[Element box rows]
* BEGIN *

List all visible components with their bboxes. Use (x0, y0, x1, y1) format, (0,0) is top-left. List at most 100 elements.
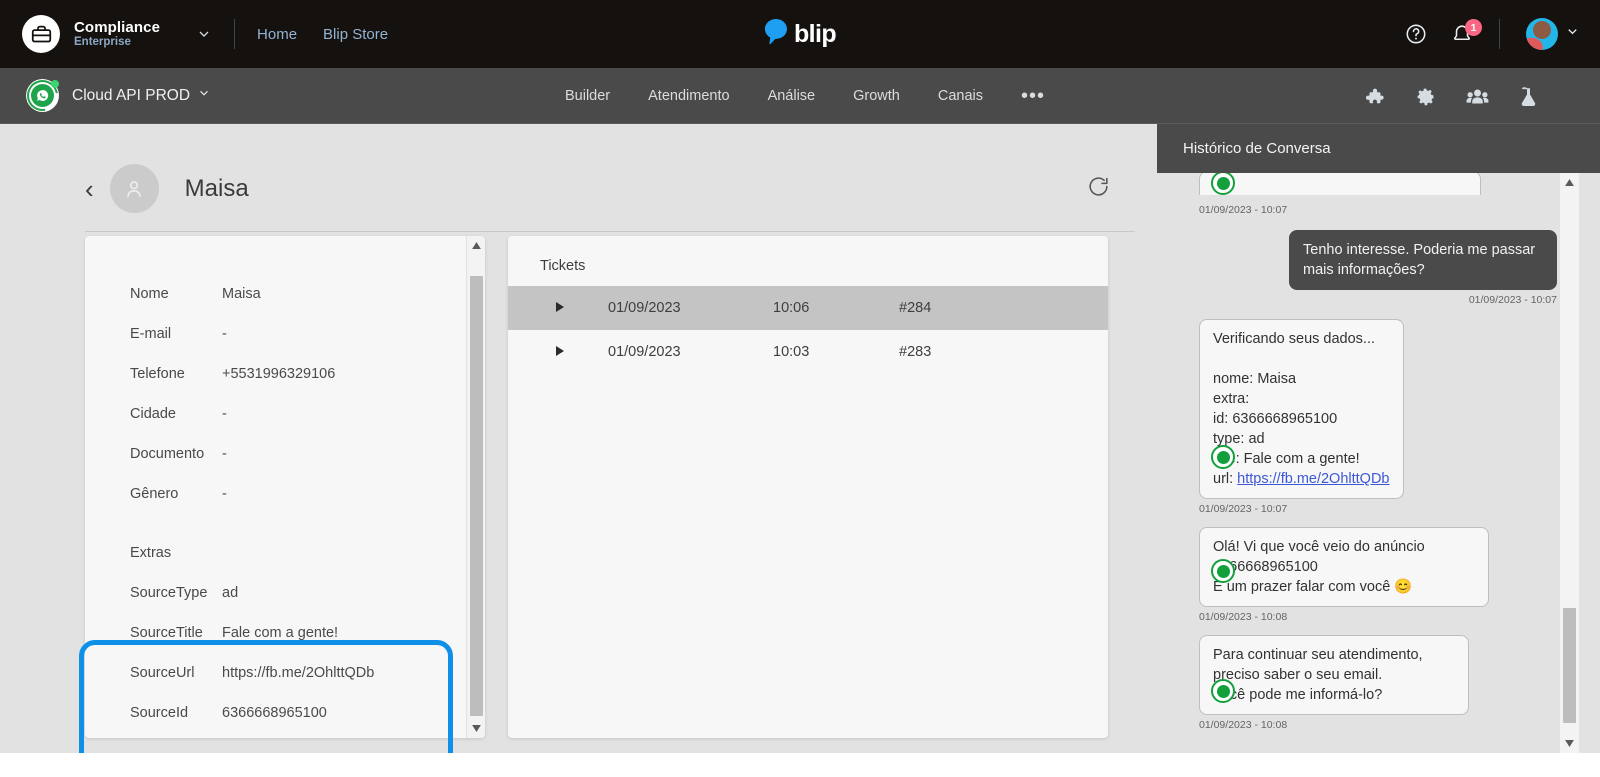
extra-sourcetitle: SourceTitle Fale com a gente! (85, 613, 459, 653)
field-value: ad (222, 585, 239, 601)
message-timestamp: 01/09/2023 - 10:07 (1199, 503, 1288, 515)
field-genero: Gênero - (85, 474, 459, 514)
list-item: Para continuar seu atendimento, preciso … (1159, 635, 1579, 731)
nav-link-home[interactable]: Home (257, 26, 297, 43)
field-value: 6366668965100 (222, 705, 327, 721)
tab-atendimento[interactable]: Atendimento (648, 88, 729, 104)
message-link[interactable]: https://fb.me/2OhlttQDb (1237, 471, 1389, 487)
message-bubble: Tenho interesse. Poderia me passar mais … (1289, 230, 1557, 290)
tab-builder[interactable]: Builder (565, 88, 610, 104)
chat-history-title: Histórico de Conversa (1157, 124, 1600, 173)
chevron-down-icon[interactable] (197, 86, 211, 105)
field-value: Fale com a gente! (222, 625, 339, 641)
extras-section-title: Extras (130, 545, 172, 561)
chevron-down-icon[interactable] (196, 26, 212, 42)
field-label: Nome (130, 286, 169, 302)
field-label: SourceId (130, 705, 189, 721)
whatsapp-channel-icon (1211, 679, 1235, 703)
whatsapp-channel-icon (1211, 559, 1235, 583)
top-nav-links: Home Blip Store (257, 26, 388, 43)
bot-navigation-bar: Cloud API PROD Builder Atendimento Análi… (0, 68, 1600, 124)
blip-brand-logo[interactable]: blip (764, 18, 837, 50)
whatsapp-channel-icon (1211, 445, 1235, 469)
users-icon[interactable] (1466, 86, 1489, 107)
chat-messages-list: 01/09/2023 - 10:07 Tenho interesse. Pode… (1159, 173, 1579, 777)
field-label: SourceUrl (130, 665, 195, 681)
list-item: Verificando seus dados... nome: Maisa ex… (1159, 319, 1579, 515)
whatsapp-channel-icon (20, 73, 65, 118)
chevron-left-icon[interactable]: ‹ (85, 176, 94, 202)
list-item: Tenho interesse. Poderia me passar mais … (1159, 230, 1579, 306)
field-telefone: Telefone +5531996329106 (85, 354, 459, 394)
ticket-id: #284 (899, 300, 932, 316)
ticket-date: 01/09/2023 (608, 300, 681, 316)
triangle-right-icon[interactable] (556, 301, 608, 315)
refresh-icon[interactable] (1086, 174, 1111, 204)
field-label: Gênero (130, 486, 179, 502)
table-row[interactable]: 01/09/2023 10:03 #283 (508, 330, 1108, 374)
bot-bar-actions (1364, 68, 1538, 124)
bot-name-label: Cloud API PROD (72, 86, 191, 104)
blip-speech-bubble-icon (764, 18, 789, 50)
gear-icon[interactable] (1415, 86, 1436, 107)
nav-link-blip-store[interactable]: Blip Store (323, 26, 388, 43)
ticket-id: #283 (899, 344, 932, 360)
organization-plan: Enterprise (74, 36, 131, 49)
triangle-up-icon[interactable] (467, 236, 485, 255)
message-bubble: Olá! Vi que você veio do anúncio 6366668… (1199, 527, 1489, 607)
contact-info-card: Nome Maisa E-mail - Telefone +5531996329… (85, 236, 485, 738)
contact-fields: Nome Maisa E-mail - Telefone +5531996329… (85, 236, 459, 733)
divider (1499, 19, 1500, 49)
field-nome: Nome Maisa (85, 274, 459, 314)
scrollbar-thumb[interactable] (1563, 608, 1576, 723)
triangle-down-icon[interactable] (467, 719, 485, 738)
field-value: Maisa (222, 286, 261, 302)
notification-badge: 1 (1465, 19, 1482, 36)
user-menu[interactable] (1526, 18, 1580, 50)
ticket-time: 10:03 (773, 344, 810, 360)
help-circle-icon[interactable] (1405, 23, 1427, 45)
bot-selector[interactable]: Cloud API PROD (0, 73, 211, 118)
extra-sourceid: SourceId 6366668965100 (85, 693, 459, 733)
field-value: - (222, 446, 227, 462)
chevron-down-icon[interactable] (1565, 24, 1580, 44)
field-label: SourceType (130, 585, 208, 601)
scrollbar-thumb[interactable] (470, 276, 483, 716)
top-navigation-bar: Compliance Enterprise Home Blip Store bl… (0, 0, 1600, 68)
field-label: Telefone (130, 366, 185, 382)
blip-wordmark: blip (793, 19, 837, 48)
field-label: E-mail (130, 326, 172, 342)
page-title: Maisa (184, 174, 249, 202)
field-value: https://fb.me/2OhlttQDb (222, 665, 375, 681)
chat-scrollbar[interactable] (1560, 173, 1579, 753)
tab-canais[interactable]: Canais (938, 88, 983, 104)
table-row[interactable]: 01/09/2023 10:06 #284 (508, 286, 1108, 330)
puzzle-piece-icon[interactable] (1364, 86, 1385, 107)
field-label: Documento (130, 446, 205, 462)
triangle-right-icon[interactable] (556, 345, 608, 359)
tab-analise[interactable]: Análise (768, 88, 816, 104)
avatar (1526, 18, 1558, 50)
organization-name: Compliance (74, 18, 161, 36)
triangle-down-icon[interactable] (1560, 734, 1579, 753)
info-card-scrollbar[interactable] (466, 236, 485, 738)
divider (234, 19, 236, 49)
list-item: 01/09/2023 - 10:07 (1159, 173, 1579, 216)
organization-switcher[interactable]: Compliance Enterprise (0, 15, 212, 53)
triangle-up-icon[interactable] (1560, 173, 1579, 192)
bell-icon[interactable]: 1 (1451, 19, 1482, 45)
bot-nav-tabs: Builder Atendimento Análise Growth Canai… (565, 68, 1045, 124)
message-timestamp: 01/09/2023 - 10:08 (1199, 611, 1288, 623)
tab-growth[interactable]: Growth (853, 88, 900, 104)
app-root: Compliance Enterprise Home Blip Store bl… (0, 0, 1600, 777)
bot-name: Cloud API PROD (72, 86, 211, 105)
organization-text: Compliance Enterprise (74, 19, 160, 49)
ticket-date: 01/09/2023 (608, 344, 681, 360)
tickets-title: Tickets (540, 258, 586, 274)
contact-header: ‹ Maisa (85, 146, 1135, 232)
field-value: - (222, 326, 227, 342)
chat-gutter (1579, 173, 1600, 753)
person-icon (109, 164, 159, 213)
flask-icon[interactable] (1519, 86, 1538, 107)
tab-more-icon[interactable]: ••• (1021, 86, 1045, 106)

* END *

What you should do.
Reproduce word for word the lines of Block 1, starting with the line that contains "extra-sourcetitle: SourceTitle Fale" and going on through the line that contains "gear-icon[interactable] (1415, 86, 1436, 107)", both of those lines included.

Complete output.
extra-sourcetitle: SourceTitle Fale com a gente! (85, 613, 459, 653)
field-value: ad (222, 585, 239, 601)
message-timestamp: 01/09/2023 - 10:07 (1199, 503, 1288, 515)
field-genero: Gênero - (85, 474, 459, 514)
list-item: Para continuar seu atendimento, preciso … (1159, 635, 1579, 731)
nav-link-home[interactable]: Home (257, 26, 297, 43)
field-value: 6366668965100 (222, 705, 327, 721)
tab-atendimento[interactable]: Atendimento (648, 88, 729, 104)
message-link[interactable]: https://fb.me/2OhlttQDb (1237, 471, 1389, 487)
message-bubble: Tenho interesse. Poderia me passar mais … (1289, 230, 1557, 290)
tab-builder[interactable]: Builder (565, 88, 610, 104)
chat-history-title: Histórico de Conversa (1157, 124, 1600, 173)
chevron-down-icon[interactable] (197, 86, 211, 105)
field-value: Fale com a gente! (222, 625, 339, 641)
extras-section-title: Extras (130, 545, 172, 561)
chevron-down-icon[interactable] (196, 26, 212, 42)
field-label: Nome (130, 286, 169, 302)
field-label: SourceId (130, 705, 189, 721)
whatsapp-channel-icon (1211, 679, 1235, 703)
whatsapp-channel-icon (1211, 559, 1235, 583)
top-nav-links: Home Blip Store (257, 26, 388, 43)
bot-navigation-bar: Cloud API PROD Builder Atendimento Análi… (0, 68, 1600, 124)
blip-brand-logo[interactable]: blip (764, 18, 837, 50)
whatsapp-channel-icon (1211, 445, 1235, 469)
users-icon[interactable] (1466, 86, 1489, 107)
chat-messages-list: 01/09/2023 - 10:07 Tenho interesse. Pode… (1159, 173, 1579, 777)
field-label: SourceUrl (130, 665, 195, 681)
list-item: Verificando seus dados... nome: Maisa ex… (1159, 319, 1579, 515)
whatsapp-channel-icon (20, 73, 65, 118)
chevron-left-icon[interactable]: ‹ (85, 176, 94, 202)
list-item: Tenho interesse. Poderia me passar mais … (1159, 230, 1579, 306)
field-telefone: Telefone +5531996329106 (85, 354, 459, 394)
ticket-id: #284 (899, 300, 932, 316)
ticket-date: 01/09/2023 (608, 300, 681, 316)
triangle-right-icon[interactable] (556, 301, 608, 315)
refresh-icon[interactable] (1086, 174, 1111, 204)
field-label: Gênero (130, 486, 179, 502)
table-row[interactable]: 01/09/2023 10:03 #283 (508, 330, 1108, 374)
bot-bar-actions (1364, 68, 1538, 124)
bot-name-label: Cloud API PROD (72, 86, 191, 104)
blip-speech-bubble-icon (764, 18, 789, 50)
gear-icon[interactable] (1415, 86, 1436, 107)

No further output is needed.